┌──

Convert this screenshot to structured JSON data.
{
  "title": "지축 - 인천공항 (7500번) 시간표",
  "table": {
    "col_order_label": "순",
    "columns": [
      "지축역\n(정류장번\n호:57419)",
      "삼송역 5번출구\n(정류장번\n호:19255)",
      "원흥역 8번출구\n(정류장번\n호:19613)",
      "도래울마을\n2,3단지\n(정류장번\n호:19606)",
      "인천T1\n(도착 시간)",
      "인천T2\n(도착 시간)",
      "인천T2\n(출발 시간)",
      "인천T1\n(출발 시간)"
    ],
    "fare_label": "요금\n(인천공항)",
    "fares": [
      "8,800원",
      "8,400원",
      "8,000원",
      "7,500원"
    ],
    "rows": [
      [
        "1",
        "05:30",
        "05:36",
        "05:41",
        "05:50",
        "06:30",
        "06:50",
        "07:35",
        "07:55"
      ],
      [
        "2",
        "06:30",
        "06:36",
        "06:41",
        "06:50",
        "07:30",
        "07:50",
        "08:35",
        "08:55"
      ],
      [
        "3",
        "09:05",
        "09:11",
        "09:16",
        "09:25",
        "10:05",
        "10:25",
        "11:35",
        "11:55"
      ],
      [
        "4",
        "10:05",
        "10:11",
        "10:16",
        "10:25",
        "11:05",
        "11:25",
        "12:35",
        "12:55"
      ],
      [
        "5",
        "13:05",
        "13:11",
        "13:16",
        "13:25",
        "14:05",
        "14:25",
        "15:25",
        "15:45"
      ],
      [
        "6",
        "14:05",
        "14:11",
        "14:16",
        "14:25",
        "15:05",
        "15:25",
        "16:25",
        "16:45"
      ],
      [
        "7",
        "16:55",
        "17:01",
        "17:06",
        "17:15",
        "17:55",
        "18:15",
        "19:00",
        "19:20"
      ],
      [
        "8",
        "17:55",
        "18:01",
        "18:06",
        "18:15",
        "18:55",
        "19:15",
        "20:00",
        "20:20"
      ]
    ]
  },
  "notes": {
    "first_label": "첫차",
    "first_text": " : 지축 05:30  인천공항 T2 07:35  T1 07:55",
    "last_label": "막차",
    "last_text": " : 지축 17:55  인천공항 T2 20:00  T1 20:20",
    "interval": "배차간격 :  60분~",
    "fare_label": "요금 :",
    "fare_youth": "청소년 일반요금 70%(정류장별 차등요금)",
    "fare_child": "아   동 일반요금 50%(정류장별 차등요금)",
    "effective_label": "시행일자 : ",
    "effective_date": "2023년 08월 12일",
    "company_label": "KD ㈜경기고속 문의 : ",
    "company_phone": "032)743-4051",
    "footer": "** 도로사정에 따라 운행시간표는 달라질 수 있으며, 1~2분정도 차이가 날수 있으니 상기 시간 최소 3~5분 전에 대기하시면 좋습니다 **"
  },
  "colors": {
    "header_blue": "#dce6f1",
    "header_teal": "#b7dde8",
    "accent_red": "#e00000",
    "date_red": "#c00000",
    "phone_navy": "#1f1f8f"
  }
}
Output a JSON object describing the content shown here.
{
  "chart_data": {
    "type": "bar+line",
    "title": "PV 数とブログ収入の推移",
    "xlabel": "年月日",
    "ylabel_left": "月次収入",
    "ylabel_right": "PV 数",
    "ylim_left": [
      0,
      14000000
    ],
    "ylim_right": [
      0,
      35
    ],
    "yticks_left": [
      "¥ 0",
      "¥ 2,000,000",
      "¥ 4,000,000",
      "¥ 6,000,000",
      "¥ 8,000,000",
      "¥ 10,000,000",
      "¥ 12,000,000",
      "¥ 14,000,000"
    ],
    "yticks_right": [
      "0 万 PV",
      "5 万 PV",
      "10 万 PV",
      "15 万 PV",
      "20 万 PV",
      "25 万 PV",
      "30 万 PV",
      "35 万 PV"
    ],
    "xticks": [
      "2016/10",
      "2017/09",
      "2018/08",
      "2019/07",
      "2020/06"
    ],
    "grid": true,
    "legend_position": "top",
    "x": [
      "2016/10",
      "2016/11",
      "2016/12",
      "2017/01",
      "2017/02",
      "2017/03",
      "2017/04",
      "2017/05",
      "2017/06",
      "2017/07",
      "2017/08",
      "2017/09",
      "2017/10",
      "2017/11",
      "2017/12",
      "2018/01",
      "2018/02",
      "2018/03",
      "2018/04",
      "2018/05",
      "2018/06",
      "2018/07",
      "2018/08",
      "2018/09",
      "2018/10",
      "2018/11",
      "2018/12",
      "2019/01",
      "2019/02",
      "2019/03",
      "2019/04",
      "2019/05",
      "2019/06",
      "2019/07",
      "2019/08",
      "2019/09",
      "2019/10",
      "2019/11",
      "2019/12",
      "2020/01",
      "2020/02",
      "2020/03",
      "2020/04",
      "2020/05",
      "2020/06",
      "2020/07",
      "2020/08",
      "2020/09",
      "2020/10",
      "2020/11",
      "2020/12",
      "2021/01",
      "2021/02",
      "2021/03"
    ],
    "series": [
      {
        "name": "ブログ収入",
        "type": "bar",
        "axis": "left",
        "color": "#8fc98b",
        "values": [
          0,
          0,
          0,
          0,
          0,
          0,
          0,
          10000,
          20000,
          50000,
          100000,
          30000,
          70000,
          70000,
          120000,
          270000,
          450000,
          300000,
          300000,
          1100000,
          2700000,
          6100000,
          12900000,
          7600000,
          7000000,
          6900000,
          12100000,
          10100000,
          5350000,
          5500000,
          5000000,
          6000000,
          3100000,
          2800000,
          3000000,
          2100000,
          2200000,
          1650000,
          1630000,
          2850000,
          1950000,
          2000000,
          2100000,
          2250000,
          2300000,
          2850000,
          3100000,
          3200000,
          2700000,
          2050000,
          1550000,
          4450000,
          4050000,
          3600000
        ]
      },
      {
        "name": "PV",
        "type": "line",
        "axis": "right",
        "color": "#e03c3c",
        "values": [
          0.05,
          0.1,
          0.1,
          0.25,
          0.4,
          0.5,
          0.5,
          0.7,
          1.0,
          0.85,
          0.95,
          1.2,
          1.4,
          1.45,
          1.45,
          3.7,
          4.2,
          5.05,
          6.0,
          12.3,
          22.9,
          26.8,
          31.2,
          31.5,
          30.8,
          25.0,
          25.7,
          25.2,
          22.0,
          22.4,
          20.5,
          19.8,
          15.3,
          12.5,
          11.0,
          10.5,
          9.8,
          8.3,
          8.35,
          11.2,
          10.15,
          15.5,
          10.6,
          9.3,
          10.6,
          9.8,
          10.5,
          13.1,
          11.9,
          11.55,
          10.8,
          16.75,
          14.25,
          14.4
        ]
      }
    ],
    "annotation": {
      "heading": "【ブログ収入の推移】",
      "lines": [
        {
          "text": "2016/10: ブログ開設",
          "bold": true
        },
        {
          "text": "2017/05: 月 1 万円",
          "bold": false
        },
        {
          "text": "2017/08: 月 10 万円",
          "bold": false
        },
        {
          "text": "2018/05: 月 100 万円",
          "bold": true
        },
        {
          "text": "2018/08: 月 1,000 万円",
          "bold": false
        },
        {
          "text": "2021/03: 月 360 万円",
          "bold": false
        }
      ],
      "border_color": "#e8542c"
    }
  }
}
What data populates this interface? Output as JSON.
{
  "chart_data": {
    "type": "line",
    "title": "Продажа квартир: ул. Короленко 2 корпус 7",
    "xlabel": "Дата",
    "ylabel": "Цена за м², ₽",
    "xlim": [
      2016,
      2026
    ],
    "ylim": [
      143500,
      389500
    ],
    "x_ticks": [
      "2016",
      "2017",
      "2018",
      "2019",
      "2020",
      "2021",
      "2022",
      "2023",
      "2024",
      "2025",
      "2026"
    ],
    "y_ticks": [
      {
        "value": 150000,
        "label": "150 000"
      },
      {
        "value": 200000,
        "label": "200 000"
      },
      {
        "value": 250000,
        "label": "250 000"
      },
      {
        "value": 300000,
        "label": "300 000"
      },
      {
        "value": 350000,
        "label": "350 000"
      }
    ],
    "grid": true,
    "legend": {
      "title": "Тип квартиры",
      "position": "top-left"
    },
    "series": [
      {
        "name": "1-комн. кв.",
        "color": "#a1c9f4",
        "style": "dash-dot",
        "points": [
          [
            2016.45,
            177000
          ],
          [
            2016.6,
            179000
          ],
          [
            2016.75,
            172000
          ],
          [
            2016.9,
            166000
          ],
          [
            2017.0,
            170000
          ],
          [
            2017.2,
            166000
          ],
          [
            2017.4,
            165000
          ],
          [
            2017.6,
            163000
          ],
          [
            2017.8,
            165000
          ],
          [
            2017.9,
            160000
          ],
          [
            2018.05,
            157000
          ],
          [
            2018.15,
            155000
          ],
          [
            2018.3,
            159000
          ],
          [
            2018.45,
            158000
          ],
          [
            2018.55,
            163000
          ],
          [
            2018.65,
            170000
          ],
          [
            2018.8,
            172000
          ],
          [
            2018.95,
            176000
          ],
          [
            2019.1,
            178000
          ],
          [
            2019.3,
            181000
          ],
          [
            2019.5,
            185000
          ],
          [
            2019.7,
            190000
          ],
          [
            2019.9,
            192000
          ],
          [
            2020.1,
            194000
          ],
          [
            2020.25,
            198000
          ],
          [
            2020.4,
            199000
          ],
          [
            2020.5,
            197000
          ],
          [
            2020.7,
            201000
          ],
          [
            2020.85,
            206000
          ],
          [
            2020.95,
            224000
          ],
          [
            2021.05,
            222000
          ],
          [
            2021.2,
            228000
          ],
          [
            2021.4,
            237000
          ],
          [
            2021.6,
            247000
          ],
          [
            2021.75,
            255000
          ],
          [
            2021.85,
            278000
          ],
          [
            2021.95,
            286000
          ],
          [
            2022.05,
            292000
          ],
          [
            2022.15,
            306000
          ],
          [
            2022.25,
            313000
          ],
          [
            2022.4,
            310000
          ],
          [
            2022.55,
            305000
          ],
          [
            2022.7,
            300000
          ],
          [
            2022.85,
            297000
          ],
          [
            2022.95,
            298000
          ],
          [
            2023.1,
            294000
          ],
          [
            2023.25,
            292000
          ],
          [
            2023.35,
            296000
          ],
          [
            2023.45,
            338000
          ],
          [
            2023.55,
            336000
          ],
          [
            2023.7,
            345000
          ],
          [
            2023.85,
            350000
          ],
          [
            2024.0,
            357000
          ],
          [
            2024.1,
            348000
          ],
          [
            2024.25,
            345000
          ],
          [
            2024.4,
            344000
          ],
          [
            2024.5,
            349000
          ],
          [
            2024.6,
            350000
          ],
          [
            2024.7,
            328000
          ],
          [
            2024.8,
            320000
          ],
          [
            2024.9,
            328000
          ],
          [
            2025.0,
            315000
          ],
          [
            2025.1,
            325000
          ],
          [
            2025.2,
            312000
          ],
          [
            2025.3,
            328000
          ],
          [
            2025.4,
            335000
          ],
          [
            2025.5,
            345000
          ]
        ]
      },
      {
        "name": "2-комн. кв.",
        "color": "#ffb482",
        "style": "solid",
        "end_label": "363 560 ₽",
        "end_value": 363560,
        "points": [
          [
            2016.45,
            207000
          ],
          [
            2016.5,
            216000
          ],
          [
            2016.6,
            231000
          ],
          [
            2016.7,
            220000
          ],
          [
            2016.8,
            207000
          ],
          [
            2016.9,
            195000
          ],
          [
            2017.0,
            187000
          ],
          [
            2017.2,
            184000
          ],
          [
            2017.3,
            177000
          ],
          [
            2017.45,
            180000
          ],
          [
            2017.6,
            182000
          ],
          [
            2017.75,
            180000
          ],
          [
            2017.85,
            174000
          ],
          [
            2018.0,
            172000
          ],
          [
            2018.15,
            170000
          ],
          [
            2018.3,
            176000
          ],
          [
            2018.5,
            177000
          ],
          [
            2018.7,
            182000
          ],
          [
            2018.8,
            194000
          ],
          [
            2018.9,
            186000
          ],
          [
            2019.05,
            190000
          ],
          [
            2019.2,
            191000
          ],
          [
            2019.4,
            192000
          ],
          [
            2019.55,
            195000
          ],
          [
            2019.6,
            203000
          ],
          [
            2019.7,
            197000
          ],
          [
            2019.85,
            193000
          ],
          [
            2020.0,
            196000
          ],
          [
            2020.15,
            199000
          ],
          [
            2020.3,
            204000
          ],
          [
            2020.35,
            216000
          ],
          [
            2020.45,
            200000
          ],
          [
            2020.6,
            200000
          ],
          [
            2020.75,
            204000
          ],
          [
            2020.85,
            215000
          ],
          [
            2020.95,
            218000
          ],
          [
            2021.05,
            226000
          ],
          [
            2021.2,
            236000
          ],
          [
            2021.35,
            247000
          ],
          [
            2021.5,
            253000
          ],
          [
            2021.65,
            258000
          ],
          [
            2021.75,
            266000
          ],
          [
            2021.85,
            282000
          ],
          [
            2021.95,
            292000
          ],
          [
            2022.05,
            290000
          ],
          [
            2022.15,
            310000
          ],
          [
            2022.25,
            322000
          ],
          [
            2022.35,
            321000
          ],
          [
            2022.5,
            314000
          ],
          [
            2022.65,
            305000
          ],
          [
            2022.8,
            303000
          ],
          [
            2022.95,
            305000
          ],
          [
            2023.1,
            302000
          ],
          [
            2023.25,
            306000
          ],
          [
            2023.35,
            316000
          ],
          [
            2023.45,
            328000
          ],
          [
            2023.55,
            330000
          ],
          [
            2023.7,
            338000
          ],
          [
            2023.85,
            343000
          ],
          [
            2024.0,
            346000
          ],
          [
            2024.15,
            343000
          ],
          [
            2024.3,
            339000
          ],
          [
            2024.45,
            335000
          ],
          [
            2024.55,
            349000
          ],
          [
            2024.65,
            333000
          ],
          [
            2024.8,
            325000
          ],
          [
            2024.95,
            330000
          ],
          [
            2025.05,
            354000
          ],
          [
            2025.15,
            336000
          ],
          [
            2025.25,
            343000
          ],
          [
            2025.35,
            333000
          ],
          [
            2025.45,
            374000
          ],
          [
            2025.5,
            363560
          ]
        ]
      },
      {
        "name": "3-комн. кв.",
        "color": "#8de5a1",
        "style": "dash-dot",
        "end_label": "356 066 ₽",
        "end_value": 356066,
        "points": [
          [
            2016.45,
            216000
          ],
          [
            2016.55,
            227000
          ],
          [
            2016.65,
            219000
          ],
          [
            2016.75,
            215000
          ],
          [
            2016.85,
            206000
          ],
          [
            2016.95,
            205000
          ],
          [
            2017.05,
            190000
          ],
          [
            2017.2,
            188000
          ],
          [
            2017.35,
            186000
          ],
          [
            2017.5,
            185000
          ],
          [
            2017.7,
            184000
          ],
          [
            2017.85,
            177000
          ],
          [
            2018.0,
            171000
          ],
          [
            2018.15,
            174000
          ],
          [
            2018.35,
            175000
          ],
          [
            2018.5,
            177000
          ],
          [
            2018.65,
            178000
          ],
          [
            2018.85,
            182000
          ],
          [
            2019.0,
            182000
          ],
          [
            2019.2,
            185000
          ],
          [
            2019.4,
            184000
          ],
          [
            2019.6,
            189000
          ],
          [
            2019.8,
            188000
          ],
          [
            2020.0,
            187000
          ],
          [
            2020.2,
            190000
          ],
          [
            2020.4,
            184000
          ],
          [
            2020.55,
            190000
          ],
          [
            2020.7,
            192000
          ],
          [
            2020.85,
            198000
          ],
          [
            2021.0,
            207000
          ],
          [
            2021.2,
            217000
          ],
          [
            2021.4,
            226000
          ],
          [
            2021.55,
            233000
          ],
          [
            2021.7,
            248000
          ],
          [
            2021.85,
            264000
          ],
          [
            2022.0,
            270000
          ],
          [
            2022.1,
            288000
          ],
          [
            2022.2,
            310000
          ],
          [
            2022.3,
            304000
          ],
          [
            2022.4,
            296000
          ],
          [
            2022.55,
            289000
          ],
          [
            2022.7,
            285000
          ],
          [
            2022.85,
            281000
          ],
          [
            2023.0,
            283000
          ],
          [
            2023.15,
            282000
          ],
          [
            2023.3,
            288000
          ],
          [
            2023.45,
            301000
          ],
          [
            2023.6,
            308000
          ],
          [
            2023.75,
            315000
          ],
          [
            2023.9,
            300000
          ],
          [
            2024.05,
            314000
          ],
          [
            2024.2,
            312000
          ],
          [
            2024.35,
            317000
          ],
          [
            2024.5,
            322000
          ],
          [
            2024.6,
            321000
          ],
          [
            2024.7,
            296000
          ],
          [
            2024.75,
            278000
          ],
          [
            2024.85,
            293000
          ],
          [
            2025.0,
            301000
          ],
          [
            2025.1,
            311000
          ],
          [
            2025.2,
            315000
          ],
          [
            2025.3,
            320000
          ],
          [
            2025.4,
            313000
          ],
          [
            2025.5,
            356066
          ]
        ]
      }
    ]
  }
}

└──

=== WRITTEN REQUEST ===
Determine the number of lines in the listing that contain the string "Output". Write that number and nothing else.

=== RESPONSE BELOW ===
2